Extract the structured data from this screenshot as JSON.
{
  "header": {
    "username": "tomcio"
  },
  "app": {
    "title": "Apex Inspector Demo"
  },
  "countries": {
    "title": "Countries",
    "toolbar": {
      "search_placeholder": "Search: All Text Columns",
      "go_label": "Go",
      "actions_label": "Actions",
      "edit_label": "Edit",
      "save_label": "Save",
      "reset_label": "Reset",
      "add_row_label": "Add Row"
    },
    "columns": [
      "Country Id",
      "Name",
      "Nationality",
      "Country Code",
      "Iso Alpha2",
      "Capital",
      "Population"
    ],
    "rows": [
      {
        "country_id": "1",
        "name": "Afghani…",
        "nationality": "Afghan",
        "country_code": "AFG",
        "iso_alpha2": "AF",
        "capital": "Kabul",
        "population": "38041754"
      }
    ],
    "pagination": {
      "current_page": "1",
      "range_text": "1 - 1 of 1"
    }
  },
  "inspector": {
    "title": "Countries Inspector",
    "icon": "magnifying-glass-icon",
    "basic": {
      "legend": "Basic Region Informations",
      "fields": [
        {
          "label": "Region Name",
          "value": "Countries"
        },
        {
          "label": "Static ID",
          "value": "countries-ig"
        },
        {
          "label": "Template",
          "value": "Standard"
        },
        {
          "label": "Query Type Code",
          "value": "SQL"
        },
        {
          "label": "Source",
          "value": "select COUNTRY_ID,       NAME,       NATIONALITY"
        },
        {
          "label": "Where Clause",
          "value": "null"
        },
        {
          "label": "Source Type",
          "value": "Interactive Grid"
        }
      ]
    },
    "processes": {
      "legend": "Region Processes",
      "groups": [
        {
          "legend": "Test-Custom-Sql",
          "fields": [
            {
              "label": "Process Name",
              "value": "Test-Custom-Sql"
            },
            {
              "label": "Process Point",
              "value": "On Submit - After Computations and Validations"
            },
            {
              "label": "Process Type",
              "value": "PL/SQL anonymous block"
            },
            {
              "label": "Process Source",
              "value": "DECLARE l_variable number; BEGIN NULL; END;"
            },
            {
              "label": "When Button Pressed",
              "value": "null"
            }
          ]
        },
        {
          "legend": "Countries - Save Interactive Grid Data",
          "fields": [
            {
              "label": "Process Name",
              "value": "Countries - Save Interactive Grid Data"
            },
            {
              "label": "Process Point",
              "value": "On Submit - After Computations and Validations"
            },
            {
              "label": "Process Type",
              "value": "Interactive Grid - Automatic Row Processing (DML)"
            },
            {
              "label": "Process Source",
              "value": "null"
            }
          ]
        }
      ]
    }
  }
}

########################################

• _Exercise prompt_: Look through the material above and pick out each line holding the word "Source".

• _Completed task_:
          "label": "Source",
          "label": "Source Type",
              "label": "Process Source",
              "label": "Process Source",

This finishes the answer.